> **Records for this exercise**
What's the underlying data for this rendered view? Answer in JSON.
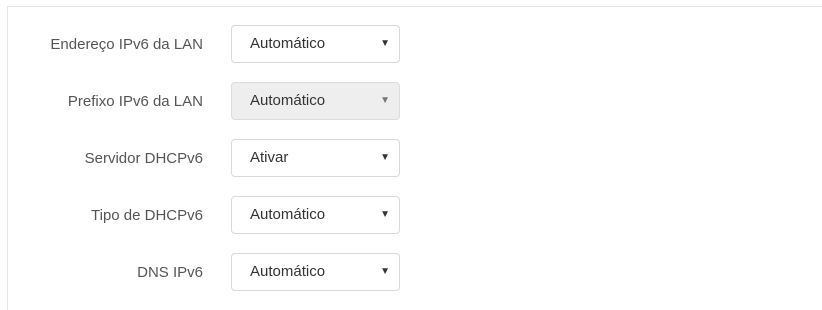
{
  "form": {
    "rows": [
      {
        "label": "Endereço IPv6 da LAN",
        "value": "Automático",
        "disabled": false
      },
      {
        "label": "Prefixo IPv6 da LAN",
        "value": "Automático",
        "disabled": true
      },
      {
        "label": "Servidor DHCPv6",
        "value": "Ativar",
        "disabled": false
      },
      {
        "label": "Tipo de DHCPv6",
        "value": "Automático",
        "disabled": false
      },
      {
        "label": "DNS IPv6",
        "value": "Automático",
        "disabled": false
      }
    ]
  },
  "icons": {
    "dropdown_arrow": "chevron-down-icon"
  }
}
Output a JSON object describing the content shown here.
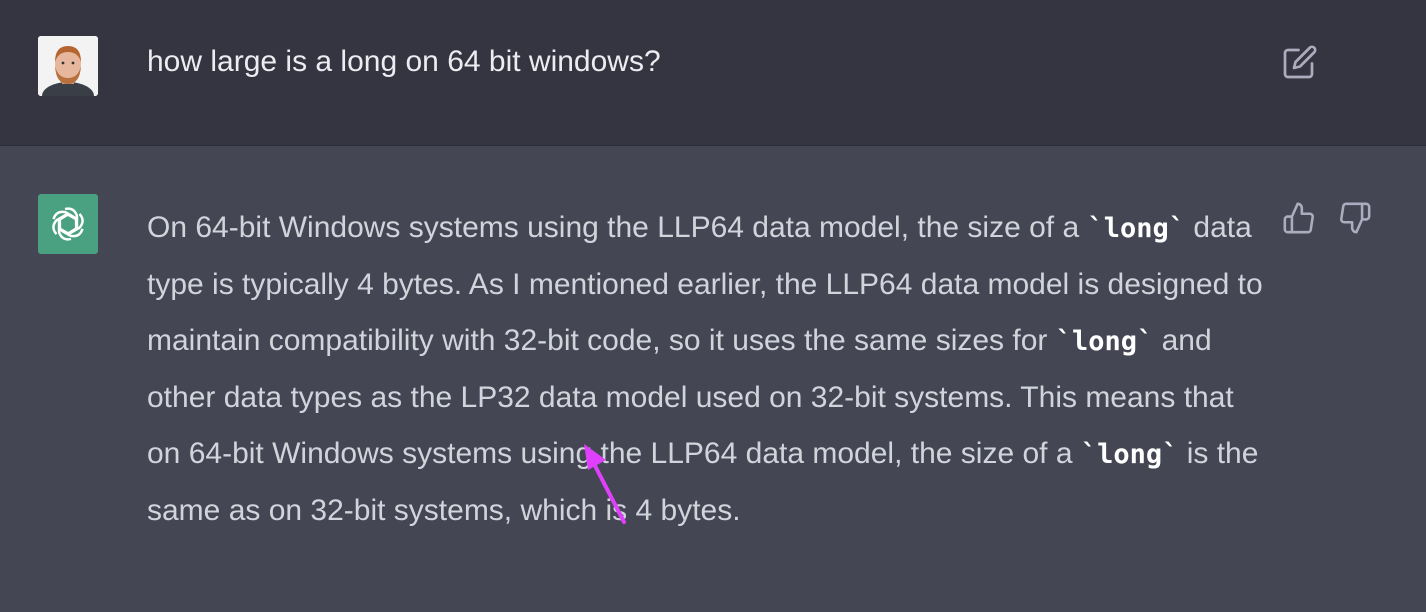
{
  "user_message": {
    "text": "how large is a long on 64 bit windows?",
    "avatar_icon": "user-avatar-icon",
    "edit_icon": "edit-icon"
  },
  "assistant_message": {
    "logo_icon": "openai-logo-icon",
    "logo_color": "#4aa181",
    "segments": [
      "On 64-bit Windows systems using the LLP64 data model, the size of a ",
      "`long`",
      " data type is typically 4 bytes. As I mentioned earlier, the LLP64 data model is designed to maintain compatibility with 32-bit code, so it uses the same sizes for ",
      "`long`",
      " and other data types as the LP32 data model used on 32-bit systems. This means that on 64-bit Windows systems using the LLP64 data model, the size of a ",
      "`long`",
      " is the same as on 32-bit systems, which is 4 bytes."
    ],
    "thumbs_up_icon": "thumbs-up-icon",
    "thumbs_down_icon": "thumbs-down-icon"
  },
  "colors": {
    "user_row_bg": "#343541",
    "assistant_row_bg": "#444654",
    "annotation_arrow": "#e040fb"
  }
}
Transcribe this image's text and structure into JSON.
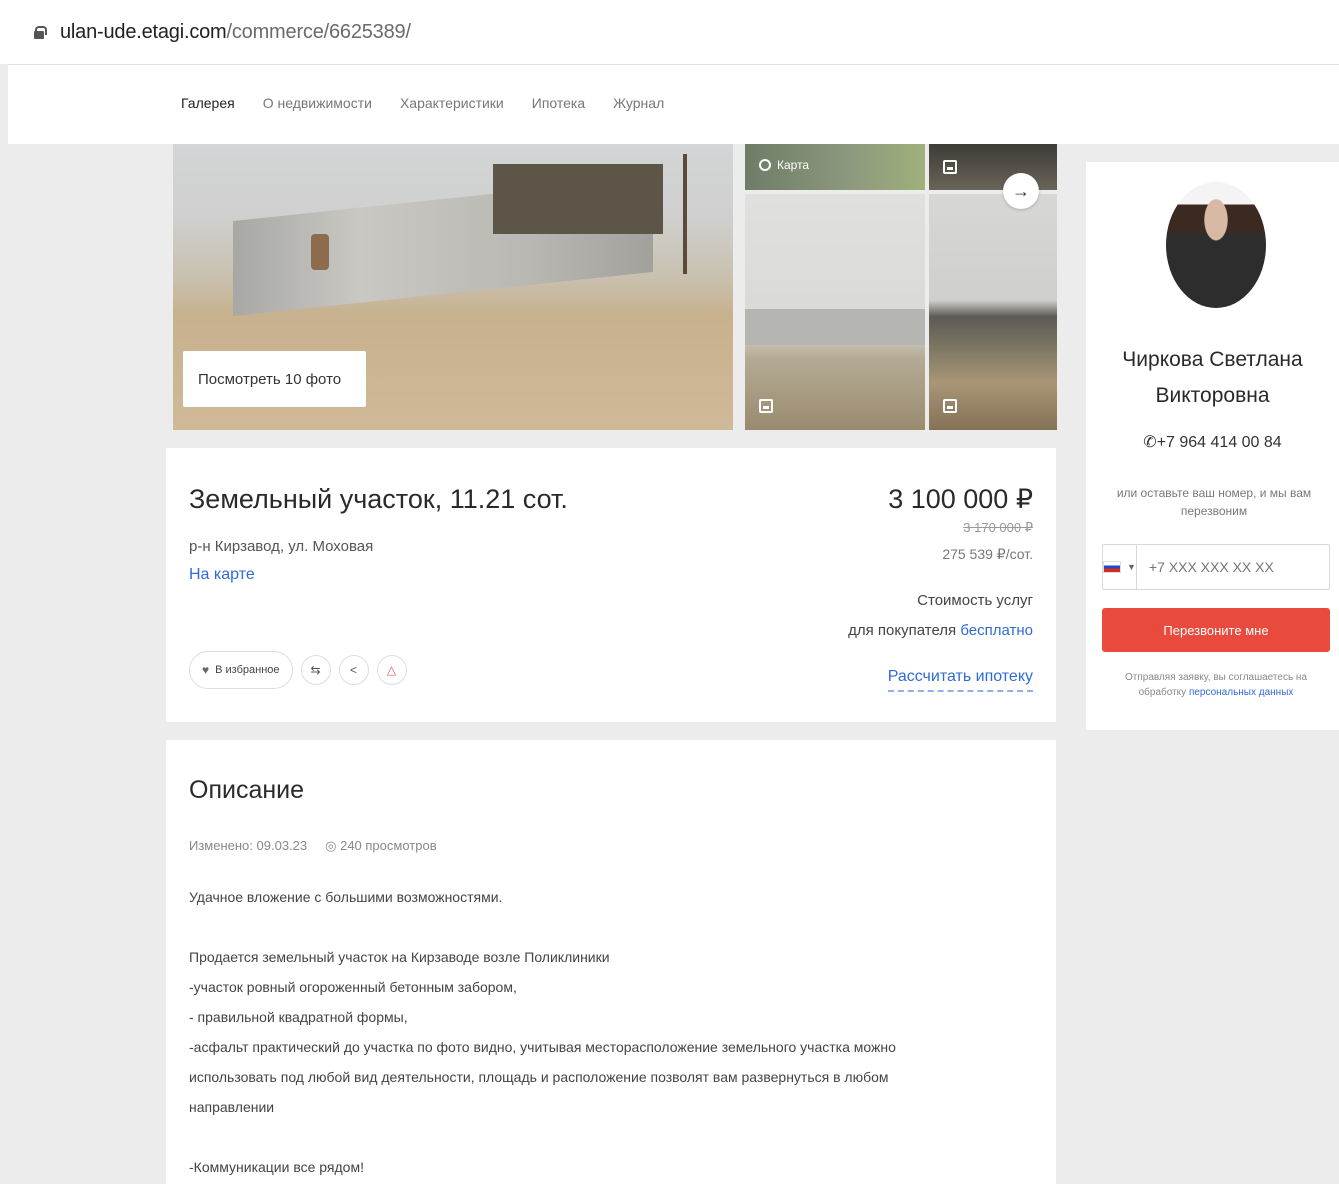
{
  "browser": {
    "url_host": "ulan-ude.etagi.com",
    "url_path": "/commerce/6625389/"
  },
  "nav": {
    "tabs": [
      "Галерея",
      "О недвижимости",
      "Характеристики",
      "Ипотека",
      "Журнал"
    ],
    "active": "Галерея"
  },
  "gallery": {
    "view_photos": "Посмотреть 10 фото",
    "map_label": "Карта"
  },
  "listing": {
    "title": "Земельный участок, 11.21 сот.",
    "address": "р-н Кирзавод, ул. Моховая",
    "map_link": "На карте",
    "price": "3 100 000 ₽",
    "old_price": "3 170 000 ₽",
    "price_per_sotka": "275 539 ₽/сот.",
    "services_line1": "Стоимость услуг",
    "services_line2": "для покупателя",
    "services_free": "бесплатно",
    "mortgage_link": "Рассчитать ипотеку",
    "favorite_label": "В избранное"
  },
  "description": {
    "heading": "Описание",
    "changed": "Изменено: 09.03.23",
    "views": "240 просмотров",
    "paragraphs": [
      "Удачное вложение с большими возможностями.",
      "",
      "Продается земельный участок на Кирзаводе возле Поликлиники",
      "-участок ровный огороженный бетонным забором,",
      "- правильной квадратной формы,",
      "-асфальт практический до участка по фото видно, учитывая месторасположение земельного участка можно",
      "использовать под любой вид деятельности, площадь и расположение позволят вам развернуться в любом",
      "направлении",
      "",
      "-Коммуникации все рядом!"
    ]
  },
  "agent": {
    "name_line1": "Чиркова Светлана",
    "name_line2": "Викторовна",
    "phone": "+7 964 414 00 84",
    "hint": "или оставьте ваш номер, и мы вам перезвоним",
    "phone_placeholder": "+7 XXX XXX XX XX",
    "call_button": "Перезвоните мне",
    "consent_text": "Отправляя заявку, вы соглашаетесь на обработку",
    "consent_link": "персональных данных"
  },
  "colors": {
    "accent_red": "#e84a3d",
    "link_blue": "#2f6bd8",
    "page_bg": "#ececec"
  }
}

> **Stated problem**
Extract each line from the listing that holds the word "thumbs".

> **Expected answer**
    "thumbs_up_icon": "thumbs-up-icon",
    "thumbs_down_icon": "thumbs-down-icon"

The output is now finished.